(Records from a data source)
■ ■ ■ ■ ■ ■ ■

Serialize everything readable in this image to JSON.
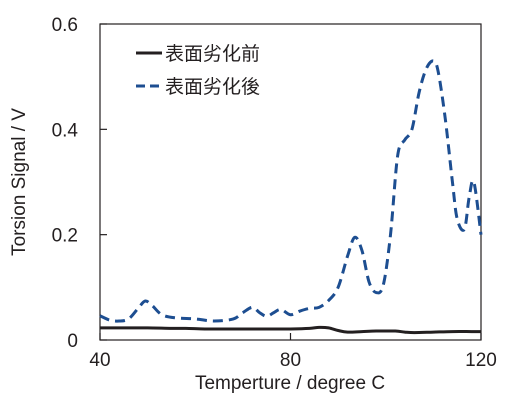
{
  "chart_data": {
    "type": "line",
    "xlabel": "Temperture / degree C",
    "ylabel": "Torsion Signal / V",
    "xlim": [
      40,
      120
    ],
    "ylim": [
      0,
      0.6
    ],
    "x_ticks": [
      40,
      80,
      120
    ],
    "x_tick_labels": [
      "40",
      "80",
      "120"
    ],
    "y_ticks": [
      0,
      0.2,
      0.4,
      0.6
    ],
    "y_tick_labels": [
      "0",
      "0.2",
      "0.4",
      "0.6"
    ],
    "grid": false,
    "legend_position": "top-left",
    "series": [
      {
        "name": "表面劣化前",
        "style": "solid",
        "color": "#231f20",
        "x": [
          40,
          45,
          50,
          55,
          58,
          62,
          66,
          70,
          75,
          80,
          84,
          86,
          88,
          90,
          92,
          95,
          98,
          102,
          104,
          106,
          110,
          114,
          118,
          120
        ],
        "y": [
          0.023,
          0.023,
          0.023,
          0.022,
          0.022,
          0.021,
          0.021,
          0.021,
          0.021,
          0.021,
          0.022,
          0.024,
          0.023,
          0.018,
          0.015,
          0.016,
          0.017,
          0.017,
          0.015,
          0.014,
          0.015,
          0.016,
          0.016,
          0.016
        ]
      },
      {
        "name": "表面劣化後",
        "style": "dashed",
        "color": "#1d4e91",
        "x": [
          40,
          42,
          44,
          46,
          48,
          49.5,
          51,
          53,
          56,
          60,
          64,
          68,
          70,
          72,
          73.5,
          75,
          76.5,
          78,
          80,
          82,
          84,
          86,
          88,
          90,
          92,
          93.5,
          95,
          96.5,
          98,
          99.5,
          101,
          102.5,
          104,
          105.5,
          107,
          108.5,
          110,
          111,
          112.5,
          114,
          115,
          116.5,
          117.5,
          118.5,
          120
        ],
        "y": [
          0.046,
          0.038,
          0.036,
          0.04,
          0.06,
          0.074,
          0.065,
          0.048,
          0.042,
          0.04,
          0.036,
          0.04,
          0.052,
          0.062,
          0.052,
          0.045,
          0.052,
          0.058,
          0.048,
          0.055,
          0.06,
          0.062,
          0.075,
          0.1,
          0.16,
          0.195,
          0.17,
          0.11,
          0.09,
          0.105,
          0.2,
          0.35,
          0.38,
          0.4,
          0.47,
          0.515,
          0.53,
          0.51,
          0.42,
          0.3,
          0.23,
          0.21,
          0.27,
          0.3,
          0.2
        ]
      }
    ]
  }
}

■ ■ ■ ■ ■ ■ ■

- WHAT IS REQUIRED -
All records above are to be printed exactly, minus the pictures they contain.

- RIGHT ANSWER -
Serialize everything readable in this image to JSON.
{
  "chart_data": {
    "type": "line",
    "xlabel": "Temperture / degree C",
    "ylabel": "Torsion Signal / V",
    "xlim": [
      40,
      120
    ],
    "ylim": [
      0,
      0.6
    ],
    "x_ticks": [
      40,
      80,
      120
    ],
    "x_tick_labels": [
      "40",
      "80",
      "120"
    ],
    "y_ticks": [
      0,
      0.2,
      0.4,
      0.6
    ],
    "y_tick_labels": [
      "0",
      "0.2",
      "0.4",
      "0.6"
    ],
    "grid": false,
    "legend_position": "top-left",
    "series": [
      {
        "name": "表面劣化前",
        "style": "solid",
        "color": "#231f20",
        "x": [
          40,
          45,
          50,
          55,
          58,
          62,
          66,
          70,
          75,
          80,
          84,
          86,
          88,
          90,
          92,
          95,
          98,
          102,
          104,
          106,
          110,
          114,
          118,
          120
        ],
        "y": [
          0.023,
          0.023,
          0.023,
          0.022,
          0.022,
          0.021,
          0.021,
          0.021,
          0.021,
          0.021,
          0.022,
          0.024,
          0.023,
          0.018,
          0.015,
          0.016,
          0.017,
          0.017,
          0.015,
          0.014,
          0.015,
          0.016,
          0.016,
          0.016
        ]
      },
      {
        "name": "表面劣化後",
        "style": "dashed",
        "color": "#1d4e91",
        "x": [
          40,
          42,
          44,
          46,
          48,
          49.5,
          51,
          53,
          56,
          60,
          64,
          68,
          70,
          72,
          73.5,
          75,
          76.5,
          78,
          80,
          82,
          84,
          86,
          88,
          90,
          92,
          93.5,
          95,
          96.5,
          98,
          99.5,
          101,
          102.5,
          104,
          105.5,
          107,
          108.5,
          110,
          111,
          112.5,
          114,
          115,
          116.5,
          117.5,
          118.5,
          120
        ],
        "y": [
          0.046,
          0.038,
          0.036,
          0.04,
          0.06,
          0.074,
          0.065,
          0.048,
          0.042,
          0.04,
          0.036,
          0.04,
          0.052,
          0.062,
          0.052,
          0.045,
          0.052,
          0.058,
          0.048,
          0.055,
          0.06,
          0.062,
          0.075,
          0.1,
          0.16,
          0.195,
          0.17,
          0.11,
          0.09,
          0.105,
          0.2,
          0.35,
          0.38,
          0.4,
          0.47,
          0.515,
          0.53,
          0.51,
          0.42,
          0.3,
          0.23,
          0.21,
          0.27,
          0.3,
          0.2
        ]
      }
    ]
  }
}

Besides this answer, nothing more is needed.